▶ _WRITTEN INSTRUCTION_
The records below must be retyped exactly.

▶ _EXERCISE MATERIALS_
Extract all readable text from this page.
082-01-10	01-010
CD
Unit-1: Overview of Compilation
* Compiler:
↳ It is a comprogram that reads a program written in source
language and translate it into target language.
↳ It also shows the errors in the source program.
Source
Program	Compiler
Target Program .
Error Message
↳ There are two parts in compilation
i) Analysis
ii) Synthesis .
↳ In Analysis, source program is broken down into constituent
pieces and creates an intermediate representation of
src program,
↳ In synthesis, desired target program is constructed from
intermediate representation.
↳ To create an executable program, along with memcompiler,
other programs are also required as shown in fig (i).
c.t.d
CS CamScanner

▶ _RESPONSE TO THE EXERCISE_
Extract all readable text from this page.
082-01-10	01-010
CD
Unit-1: Overview of Compilation
* Compiler:
↳ It is a comprogram that reads a program written in source
language and translate it into target language.
↳ It also shows the errors in the source program.
Source
Program	Compiler
Target Program .
Error Message
↳ There are two parts in compilation
i) Analysis
ii) Synthesis .
↳ In Analysis, source program is broken down into constituent
pieces and creates an intermediate representation of
src program,
↳ In synthesis, desired target program is constructed from
intermediate representation.
↳ To create an executable program, along with memcompiler,
other programs are also required as shown in fig (i).
c.t.d
CS CamScanner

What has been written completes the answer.